**Do this:** Retype every entry exactly, character for character.

Figure record listings:
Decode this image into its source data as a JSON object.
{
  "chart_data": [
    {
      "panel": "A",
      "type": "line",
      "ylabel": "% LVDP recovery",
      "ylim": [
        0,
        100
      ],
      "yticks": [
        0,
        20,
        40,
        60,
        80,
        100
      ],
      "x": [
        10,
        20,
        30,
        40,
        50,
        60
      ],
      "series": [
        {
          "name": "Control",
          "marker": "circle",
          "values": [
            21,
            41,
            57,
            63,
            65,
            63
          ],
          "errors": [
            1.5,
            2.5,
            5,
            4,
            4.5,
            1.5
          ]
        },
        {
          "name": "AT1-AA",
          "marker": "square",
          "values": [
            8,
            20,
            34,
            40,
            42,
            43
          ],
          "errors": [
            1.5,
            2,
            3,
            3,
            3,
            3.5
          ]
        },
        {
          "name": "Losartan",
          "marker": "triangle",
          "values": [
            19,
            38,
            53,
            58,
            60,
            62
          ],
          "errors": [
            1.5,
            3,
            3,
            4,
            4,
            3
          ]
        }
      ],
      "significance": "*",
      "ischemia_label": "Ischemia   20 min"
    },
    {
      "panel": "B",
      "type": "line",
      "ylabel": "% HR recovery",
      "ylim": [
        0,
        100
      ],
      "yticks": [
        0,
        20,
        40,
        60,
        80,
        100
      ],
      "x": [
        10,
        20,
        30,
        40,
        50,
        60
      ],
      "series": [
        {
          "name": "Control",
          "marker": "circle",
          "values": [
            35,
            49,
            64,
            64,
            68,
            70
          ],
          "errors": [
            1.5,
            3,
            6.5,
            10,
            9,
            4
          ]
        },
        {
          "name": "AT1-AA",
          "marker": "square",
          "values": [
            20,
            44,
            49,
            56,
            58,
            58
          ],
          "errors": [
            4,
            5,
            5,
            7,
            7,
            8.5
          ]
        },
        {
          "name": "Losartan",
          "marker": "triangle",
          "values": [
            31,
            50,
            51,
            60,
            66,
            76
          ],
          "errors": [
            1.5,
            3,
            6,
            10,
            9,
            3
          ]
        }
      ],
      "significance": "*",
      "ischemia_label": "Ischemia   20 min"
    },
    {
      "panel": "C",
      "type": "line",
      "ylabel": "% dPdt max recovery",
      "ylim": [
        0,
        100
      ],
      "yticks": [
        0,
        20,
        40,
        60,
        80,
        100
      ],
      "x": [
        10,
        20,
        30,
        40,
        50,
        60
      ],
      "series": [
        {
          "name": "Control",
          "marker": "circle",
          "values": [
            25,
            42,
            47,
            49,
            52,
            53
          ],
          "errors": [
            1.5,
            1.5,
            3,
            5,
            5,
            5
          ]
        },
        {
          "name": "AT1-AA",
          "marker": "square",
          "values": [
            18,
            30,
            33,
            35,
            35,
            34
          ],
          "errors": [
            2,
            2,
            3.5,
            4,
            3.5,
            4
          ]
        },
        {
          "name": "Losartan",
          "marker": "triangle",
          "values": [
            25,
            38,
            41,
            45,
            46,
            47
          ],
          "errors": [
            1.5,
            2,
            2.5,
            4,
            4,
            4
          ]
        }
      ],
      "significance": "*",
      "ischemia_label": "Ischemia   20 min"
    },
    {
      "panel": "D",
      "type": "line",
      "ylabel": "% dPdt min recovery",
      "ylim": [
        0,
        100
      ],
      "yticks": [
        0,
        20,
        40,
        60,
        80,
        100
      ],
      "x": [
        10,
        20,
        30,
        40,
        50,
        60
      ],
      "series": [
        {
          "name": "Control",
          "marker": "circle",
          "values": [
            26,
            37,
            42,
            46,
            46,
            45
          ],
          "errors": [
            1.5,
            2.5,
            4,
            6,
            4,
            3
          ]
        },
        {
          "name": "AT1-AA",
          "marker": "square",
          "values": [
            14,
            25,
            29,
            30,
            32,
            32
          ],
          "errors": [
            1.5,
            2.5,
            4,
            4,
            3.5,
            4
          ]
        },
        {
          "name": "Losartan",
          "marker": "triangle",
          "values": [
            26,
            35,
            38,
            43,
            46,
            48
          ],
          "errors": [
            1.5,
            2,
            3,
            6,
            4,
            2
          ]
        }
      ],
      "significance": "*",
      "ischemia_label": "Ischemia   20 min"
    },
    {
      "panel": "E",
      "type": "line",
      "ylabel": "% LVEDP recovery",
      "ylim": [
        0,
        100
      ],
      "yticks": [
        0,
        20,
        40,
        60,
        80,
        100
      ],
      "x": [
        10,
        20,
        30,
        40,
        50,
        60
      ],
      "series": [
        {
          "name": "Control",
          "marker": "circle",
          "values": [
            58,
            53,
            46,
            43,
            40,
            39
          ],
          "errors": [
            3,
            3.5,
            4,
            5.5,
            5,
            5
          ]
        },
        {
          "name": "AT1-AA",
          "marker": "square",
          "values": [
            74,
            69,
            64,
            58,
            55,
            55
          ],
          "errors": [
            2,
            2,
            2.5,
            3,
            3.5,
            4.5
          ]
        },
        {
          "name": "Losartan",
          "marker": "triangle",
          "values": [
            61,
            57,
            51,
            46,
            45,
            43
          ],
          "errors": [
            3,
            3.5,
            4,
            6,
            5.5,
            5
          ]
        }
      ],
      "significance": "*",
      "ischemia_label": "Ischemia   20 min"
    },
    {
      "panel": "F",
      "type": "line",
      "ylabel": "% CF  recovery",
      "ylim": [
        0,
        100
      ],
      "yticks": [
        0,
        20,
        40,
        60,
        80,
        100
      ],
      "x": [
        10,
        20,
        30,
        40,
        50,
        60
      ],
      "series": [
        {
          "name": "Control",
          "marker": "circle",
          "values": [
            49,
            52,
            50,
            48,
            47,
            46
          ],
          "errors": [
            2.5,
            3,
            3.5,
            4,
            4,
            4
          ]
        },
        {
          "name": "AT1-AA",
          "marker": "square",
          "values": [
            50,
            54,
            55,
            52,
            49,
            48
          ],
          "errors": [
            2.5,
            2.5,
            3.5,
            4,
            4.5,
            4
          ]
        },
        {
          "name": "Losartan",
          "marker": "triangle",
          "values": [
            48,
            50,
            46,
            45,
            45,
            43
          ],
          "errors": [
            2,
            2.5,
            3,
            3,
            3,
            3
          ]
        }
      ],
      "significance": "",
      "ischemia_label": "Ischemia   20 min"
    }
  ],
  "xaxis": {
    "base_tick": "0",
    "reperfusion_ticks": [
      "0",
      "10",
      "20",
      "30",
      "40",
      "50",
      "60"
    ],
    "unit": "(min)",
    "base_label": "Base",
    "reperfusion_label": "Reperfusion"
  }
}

**Response:**
Decode this image into its source data as a JSON object.
{
  "chart_data": [
    {
      "panel": "A",
      "type": "line",
      "ylabel": "% LVDP recovery",
      "ylim": [
        0,
        100
      ],
      "yticks": [
        0,
        20,
        40,
        60,
        80,
        100
      ],
      "x": [
        10,
        20,
        30,
        40,
        50,
        60
      ],
      "series": [
        {
          "name": "Control",
          "marker": "circle",
          "values": [
            21,
            41,
            57,
            63,
            65,
            63
          ],
          "errors": [
            1.5,
            2.5,
            5,
            4,
            4.5,
            1.5
          ]
        },
        {
          "name": "AT1-AA",
          "marker": "square",
          "values": [
            8,
            20,
            34,
            40,
            42,
            43
          ],
          "errors": [
            1.5,
            2,
            3,
            3,
            3,
            3.5
          ]
        },
        {
          "name": "Losartan",
          "marker": "triangle",
          "values": [
            19,
            38,
            53,
            58,
            60,
            62
          ],
          "errors": [
            1.5,
            3,
            3,
            4,
            4,
            3
          ]
        }
      ],
      "significance": "*",
      "ischemia_label": "Ischemia   20 min"
    },
    {
      "panel": "B",
      "type": "line",
      "ylabel": "% HR recovery",
      "ylim": [
        0,
        100
      ],
      "yticks": [
        0,
        20,
        40,
        60,
        80,
        100
      ],
      "x": [
        10,
        20,
        30,
        40,
        50,
        60
      ],
      "series": [
        {
          "name": "Control",
          "marker": "circle",
          "values": [
            35,
            49,
            64,
            64,
            68,
            70
          ],
          "errors": [
            1.5,
            3,
            6.5,
            10,
            9,
            4
          ]
        },
        {
          "name": "AT1-AA",
          "marker": "square",
          "values": [
            20,
            44,
            49,
            56,
            58,
            58
          ],
          "errors": [
            4,
            5,
            5,
            7,
            7,
            8.5
          ]
        },
        {
          "name": "Losartan",
          "marker": "triangle",
          "values": [
            31,
            50,
            51,
            60,
            66,
            76
          ],
          "errors": [
            1.5,
            3,
            6,
            10,
            9,
            3
          ]
        }
      ],
      "significance": "*",
      "ischemia_label": "Ischemia   20 min"
    },
    {
      "panel": "C",
      "type": "line",
      "ylabel": "% dPdt max recovery",
      "ylim": [
        0,
        100
      ],
      "yticks": [
        0,
        20,
        40,
        60,
        80,
        100
      ],
      "x": [
        10,
        20,
        30,
        40,
        50,
        60
      ],
      "series": [
        {
          "name": "Control",
          "marker": "circle",
          "values": [
            25,
            42,
            47,
            49,
            52,
            53
          ],
          "errors": [
            1.5,
            1.5,
            3,
            5,
            5,
            5
          ]
        },
        {
          "name": "AT1-AA",
          "marker": "square",
          "values": [
            18,
            30,
            33,
            35,
            35,
            34
          ],
          "errors": [
            2,
            2,
            3.5,
            4,
            3.5,
            4
          ]
        },
        {
          "name": "Losartan",
          "marker": "triangle",
          "values": [
            25,
            38,
            41,
            45,
            46,
            47
          ],
          "errors": [
            1.5,
            2,
            2.5,
            4,
            4,
            4
          ]
        }
      ],
      "significance": "*",
      "ischemia_label": "Ischemia   20 min"
    },
    {
      "panel": "D",
      "type": "line",
      "ylabel": "% dPdt min recovery",
      "ylim": [
        0,
        100
      ],
      "yticks": [
        0,
        20,
        40,
        60,
        80,
        100
      ],
      "x": [
        10,
        20,
        30,
        40,
        50,
        60
      ],
      "series": [
        {
          "name": "Control",
          "marker": "circle",
          "values": [
            26,
            37,
            42,
            46,
            46,
            45
          ],
          "errors": [
            1.5,
            2.5,
            4,
            6,
            4,
            3
          ]
        },
        {
          "name": "AT1-AA",
          "marker": "square",
          "values": [
            14,
            25,
            29,
            30,
            32,
            32
          ],
          "errors": [
            1.5,
            2.5,
            4,
            4,
            3.5,
            4
          ]
        },
        {
          "name": "Losartan",
          "marker": "triangle",
          "values": [
            26,
            35,
            38,
            43,
            46,
            48
          ],
          "errors": [
            1.5,
            2,
            3,
            6,
            4,
            2
          ]
        }
      ],
      "significance": "*",
      "ischemia_label": "Ischemia   20 min"
    },
    {
      "panel": "E",
      "type": "line",
      "ylabel": "% LVEDP recovery",
      "ylim": [
        0,
        100
      ],
      "yticks": [
        0,
        20,
        40,
        60,
        80,
        100
      ],
      "x": [
        10,
        20,
        30,
        40,
        50,
        60
      ],
      "series": [
        {
          "name": "Control",
          "marker": "circle",
          "values": [
            58,
            53,
            46,
            43,
            40,
            39
          ],
          "errors": [
            3,
            3.5,
            4,
            5.5,
            5,
            5
          ]
        },
        {
          "name": "AT1-AA",
          "marker": "square",
          "values": [
            74,
            69,
            64,
            58,
            55,
            55
          ],
          "errors": [
            2,
            2,
            2.5,
            3,
            3.5,
            4.5
          ]
        },
        {
          "name": "Losartan",
          "marker": "triangle",
          "values": [
            61,
            57,
            51,
            46,
            45,
            43
          ],
          "errors": [
            3,
            3.5,
            4,
            6,
            5.5,
            5
          ]
        }
      ],
      "significance": "*",
      "ischemia_label": "Ischemia   20 min"
    },
    {
      "panel": "F",
      "type": "line",
      "ylabel": "% CF  recovery",
      "ylim": [
        0,
        100
      ],
      "yticks": [
        0,
        20,
        40,
        60,
        80,
        100
      ],
      "x": [
        10,
        20,
        30,
        40,
        50,
        60
      ],
      "series": [
        {
          "name": "Control",
          "marker": "circle",
          "values": [
            49,
            52,
            50,
            48,
            47,
            46
          ],
          "errors": [
            2.5,
            3,
            3.5,
            4,
            4,
            4
          ]
        },
        {
          "name": "AT1-AA",
          "marker": "square",
          "values": [
            50,
            54,
            55,
            52,
            49,
            48
          ],
          "errors": [
            2.5,
            2.5,
            3.5,
            4,
            4.5,
            4
          ]
        },
        {
          "name": "Losartan",
          "marker": "triangle",
          "values": [
            48,
            50,
            46,
            45,
            45,
            43
          ],
          "errors": [
            2,
            2.5,
            3,
            3,
            3,
            3
          ]
        }
      ],
      "significance": "",
      "ischemia_label": "Ischemia   20 min"
    }
  ],
  "xaxis": {
    "base_tick": "0",
    "reperfusion_ticks": [
      "0",
      "10",
      "20",
      "30",
      "40",
      "50",
      "60"
    ],
    "unit": "(min)",
    "base_label": "Base",
    "reperfusion_label": "Reperfusion"
  }
}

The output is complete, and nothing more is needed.